Material provided:
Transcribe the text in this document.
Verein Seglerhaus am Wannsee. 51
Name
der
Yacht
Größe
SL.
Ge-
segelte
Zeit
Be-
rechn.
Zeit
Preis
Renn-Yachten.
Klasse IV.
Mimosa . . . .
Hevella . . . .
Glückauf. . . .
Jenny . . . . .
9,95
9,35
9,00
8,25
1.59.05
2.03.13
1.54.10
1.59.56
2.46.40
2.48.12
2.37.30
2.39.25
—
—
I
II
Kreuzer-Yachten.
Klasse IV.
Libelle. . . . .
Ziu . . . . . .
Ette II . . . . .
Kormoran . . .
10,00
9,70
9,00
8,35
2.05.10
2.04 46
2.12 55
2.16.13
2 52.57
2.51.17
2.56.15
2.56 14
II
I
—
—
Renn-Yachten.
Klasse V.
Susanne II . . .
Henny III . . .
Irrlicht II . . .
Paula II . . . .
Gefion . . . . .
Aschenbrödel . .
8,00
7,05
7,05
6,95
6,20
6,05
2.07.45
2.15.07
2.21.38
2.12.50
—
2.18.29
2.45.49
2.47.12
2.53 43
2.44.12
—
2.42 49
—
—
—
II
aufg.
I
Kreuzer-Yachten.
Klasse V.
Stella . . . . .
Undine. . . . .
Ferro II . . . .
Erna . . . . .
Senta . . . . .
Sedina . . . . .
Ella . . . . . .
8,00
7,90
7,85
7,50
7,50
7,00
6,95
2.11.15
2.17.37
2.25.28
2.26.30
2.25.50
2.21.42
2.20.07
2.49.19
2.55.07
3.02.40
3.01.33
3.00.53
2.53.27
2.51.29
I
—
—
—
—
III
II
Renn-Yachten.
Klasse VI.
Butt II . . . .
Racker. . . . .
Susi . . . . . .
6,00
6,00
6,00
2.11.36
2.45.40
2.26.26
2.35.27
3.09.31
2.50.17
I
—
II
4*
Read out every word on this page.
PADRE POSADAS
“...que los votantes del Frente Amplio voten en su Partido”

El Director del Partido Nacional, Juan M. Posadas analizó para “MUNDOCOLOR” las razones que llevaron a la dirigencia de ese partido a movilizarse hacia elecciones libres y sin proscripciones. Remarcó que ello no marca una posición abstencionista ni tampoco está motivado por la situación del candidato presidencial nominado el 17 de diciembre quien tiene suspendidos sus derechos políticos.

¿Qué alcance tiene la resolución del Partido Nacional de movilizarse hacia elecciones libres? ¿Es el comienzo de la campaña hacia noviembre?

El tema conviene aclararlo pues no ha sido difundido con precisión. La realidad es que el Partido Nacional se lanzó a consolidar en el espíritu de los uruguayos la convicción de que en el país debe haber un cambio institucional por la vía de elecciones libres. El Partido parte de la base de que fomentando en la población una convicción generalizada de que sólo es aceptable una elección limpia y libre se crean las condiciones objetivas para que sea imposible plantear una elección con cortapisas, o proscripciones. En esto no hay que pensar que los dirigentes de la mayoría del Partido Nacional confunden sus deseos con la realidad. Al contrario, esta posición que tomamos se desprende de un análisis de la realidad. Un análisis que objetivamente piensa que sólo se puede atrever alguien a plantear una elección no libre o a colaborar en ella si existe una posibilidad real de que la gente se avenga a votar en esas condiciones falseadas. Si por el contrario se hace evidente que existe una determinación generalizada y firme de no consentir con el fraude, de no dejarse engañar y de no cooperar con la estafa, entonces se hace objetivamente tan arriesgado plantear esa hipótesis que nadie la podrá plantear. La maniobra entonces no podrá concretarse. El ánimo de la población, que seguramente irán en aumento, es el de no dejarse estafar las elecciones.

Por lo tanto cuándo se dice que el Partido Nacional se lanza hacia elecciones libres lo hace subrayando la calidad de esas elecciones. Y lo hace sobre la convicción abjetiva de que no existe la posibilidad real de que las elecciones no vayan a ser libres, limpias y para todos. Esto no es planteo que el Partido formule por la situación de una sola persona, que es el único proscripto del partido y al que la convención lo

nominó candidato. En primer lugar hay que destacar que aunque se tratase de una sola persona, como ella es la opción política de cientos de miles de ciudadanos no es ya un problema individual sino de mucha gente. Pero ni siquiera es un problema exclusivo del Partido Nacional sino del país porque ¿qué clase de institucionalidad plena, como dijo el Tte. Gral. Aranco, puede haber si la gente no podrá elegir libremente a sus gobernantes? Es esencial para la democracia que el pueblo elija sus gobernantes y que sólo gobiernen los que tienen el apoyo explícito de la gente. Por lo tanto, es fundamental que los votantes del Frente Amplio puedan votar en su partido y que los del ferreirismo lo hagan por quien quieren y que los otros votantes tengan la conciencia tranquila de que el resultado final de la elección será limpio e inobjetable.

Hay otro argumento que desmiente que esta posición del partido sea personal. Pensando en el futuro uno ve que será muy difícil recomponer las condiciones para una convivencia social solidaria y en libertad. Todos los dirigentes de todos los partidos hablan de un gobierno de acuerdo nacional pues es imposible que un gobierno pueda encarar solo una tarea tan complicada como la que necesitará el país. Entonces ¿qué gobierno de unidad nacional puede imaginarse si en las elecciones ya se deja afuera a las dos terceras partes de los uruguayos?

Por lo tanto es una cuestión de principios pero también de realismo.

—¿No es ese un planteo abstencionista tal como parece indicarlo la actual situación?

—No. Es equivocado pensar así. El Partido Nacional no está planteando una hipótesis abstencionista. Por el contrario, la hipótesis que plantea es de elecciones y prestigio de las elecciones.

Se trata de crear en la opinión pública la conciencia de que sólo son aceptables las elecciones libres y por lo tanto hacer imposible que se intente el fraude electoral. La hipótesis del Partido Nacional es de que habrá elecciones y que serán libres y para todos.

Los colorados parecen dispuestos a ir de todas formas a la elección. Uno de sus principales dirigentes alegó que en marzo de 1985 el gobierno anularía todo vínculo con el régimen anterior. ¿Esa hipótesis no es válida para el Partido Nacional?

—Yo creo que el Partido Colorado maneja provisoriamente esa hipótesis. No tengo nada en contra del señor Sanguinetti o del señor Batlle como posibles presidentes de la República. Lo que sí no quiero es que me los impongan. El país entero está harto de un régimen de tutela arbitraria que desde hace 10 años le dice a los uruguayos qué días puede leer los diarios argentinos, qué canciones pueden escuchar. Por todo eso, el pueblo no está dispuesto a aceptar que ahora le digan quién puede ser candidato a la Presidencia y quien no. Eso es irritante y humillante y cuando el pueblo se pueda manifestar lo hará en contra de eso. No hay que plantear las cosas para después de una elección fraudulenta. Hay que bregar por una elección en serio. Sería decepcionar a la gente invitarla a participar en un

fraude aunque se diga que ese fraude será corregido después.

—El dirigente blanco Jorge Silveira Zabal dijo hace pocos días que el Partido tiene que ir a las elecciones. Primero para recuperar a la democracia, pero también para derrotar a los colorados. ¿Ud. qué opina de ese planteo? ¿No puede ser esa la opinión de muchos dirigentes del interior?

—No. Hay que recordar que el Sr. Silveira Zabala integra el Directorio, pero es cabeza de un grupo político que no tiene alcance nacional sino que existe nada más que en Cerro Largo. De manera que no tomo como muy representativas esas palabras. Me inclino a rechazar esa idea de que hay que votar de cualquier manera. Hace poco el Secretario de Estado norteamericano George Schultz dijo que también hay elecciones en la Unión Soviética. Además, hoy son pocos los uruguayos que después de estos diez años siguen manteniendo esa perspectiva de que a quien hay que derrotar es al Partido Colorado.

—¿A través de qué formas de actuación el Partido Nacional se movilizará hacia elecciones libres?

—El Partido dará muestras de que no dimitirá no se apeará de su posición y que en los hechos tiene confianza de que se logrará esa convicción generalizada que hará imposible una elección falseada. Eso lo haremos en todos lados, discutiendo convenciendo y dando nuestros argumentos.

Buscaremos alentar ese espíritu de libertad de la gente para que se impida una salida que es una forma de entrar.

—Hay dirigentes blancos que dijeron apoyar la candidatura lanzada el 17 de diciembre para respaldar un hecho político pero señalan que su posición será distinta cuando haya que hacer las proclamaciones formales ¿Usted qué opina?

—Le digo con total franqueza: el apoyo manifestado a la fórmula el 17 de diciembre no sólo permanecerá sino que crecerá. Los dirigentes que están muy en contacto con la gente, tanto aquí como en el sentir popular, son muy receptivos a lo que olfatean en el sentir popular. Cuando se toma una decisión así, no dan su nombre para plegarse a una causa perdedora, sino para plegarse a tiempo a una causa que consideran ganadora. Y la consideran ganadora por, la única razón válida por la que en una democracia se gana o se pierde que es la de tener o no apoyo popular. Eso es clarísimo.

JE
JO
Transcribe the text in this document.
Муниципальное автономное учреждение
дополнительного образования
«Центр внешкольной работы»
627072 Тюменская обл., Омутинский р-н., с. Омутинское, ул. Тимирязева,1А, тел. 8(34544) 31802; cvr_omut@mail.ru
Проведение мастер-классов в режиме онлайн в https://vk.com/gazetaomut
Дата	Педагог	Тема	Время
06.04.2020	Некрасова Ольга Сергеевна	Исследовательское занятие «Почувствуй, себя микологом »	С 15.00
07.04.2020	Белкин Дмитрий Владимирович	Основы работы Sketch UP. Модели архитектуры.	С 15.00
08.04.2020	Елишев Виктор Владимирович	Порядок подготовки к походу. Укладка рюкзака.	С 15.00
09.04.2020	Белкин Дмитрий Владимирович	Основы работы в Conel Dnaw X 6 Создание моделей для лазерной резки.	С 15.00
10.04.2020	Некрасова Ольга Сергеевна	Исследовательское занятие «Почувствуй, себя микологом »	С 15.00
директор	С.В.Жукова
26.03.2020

Stated task: Find how many lines in the records contain the string "занятие", then give the number alone.

Final result: 2